Figure contents as structured data

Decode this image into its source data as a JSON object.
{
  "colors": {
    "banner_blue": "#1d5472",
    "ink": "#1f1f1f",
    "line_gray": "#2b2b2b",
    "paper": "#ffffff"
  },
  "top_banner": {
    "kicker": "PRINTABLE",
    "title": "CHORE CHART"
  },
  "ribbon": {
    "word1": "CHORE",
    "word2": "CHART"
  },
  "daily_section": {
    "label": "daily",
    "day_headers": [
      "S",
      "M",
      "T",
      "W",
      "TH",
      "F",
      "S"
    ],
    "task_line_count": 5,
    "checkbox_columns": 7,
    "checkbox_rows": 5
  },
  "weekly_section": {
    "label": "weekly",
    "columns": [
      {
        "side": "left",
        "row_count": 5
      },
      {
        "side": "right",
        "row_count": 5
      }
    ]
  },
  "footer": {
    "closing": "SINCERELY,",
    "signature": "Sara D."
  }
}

## Exercise objective
Your task is to transcribe the material exactly.

## Task output
Decode this image into its source data as a JSON object.
{
  "colors": {
    "banner_blue": "#1d5472",
    "ink": "#1f1f1f",
    "line_gray": "#2b2b2b",
    "paper": "#ffffff"
  },
  "top_banner": {
    "kicker": "PRINTABLE",
    "title": "CHORE CHART"
  },
  "ribbon": {
    "word1": "CHORE",
    "word2": "CHART"
  },
  "daily_section": {
    "label": "daily",
    "day_headers": [
      "S",
      "M",
      "T",
      "W",
      "TH",
      "F",
      "S"
    ],
    "task_line_count": 5,
    "checkbox_columns": 7,
    "checkbox_rows": 5
  },
  "weekly_section": {
    "label": "weekly",
    "columns": [
      {
        "side": "left",
        "row_count": 5
      },
      {
        "side": "right",
        "row_count": 5
      }
    ]
  },
  "footer": {
    "closing": "SINCERELY,",
    "signature": "Sara D."
  }
}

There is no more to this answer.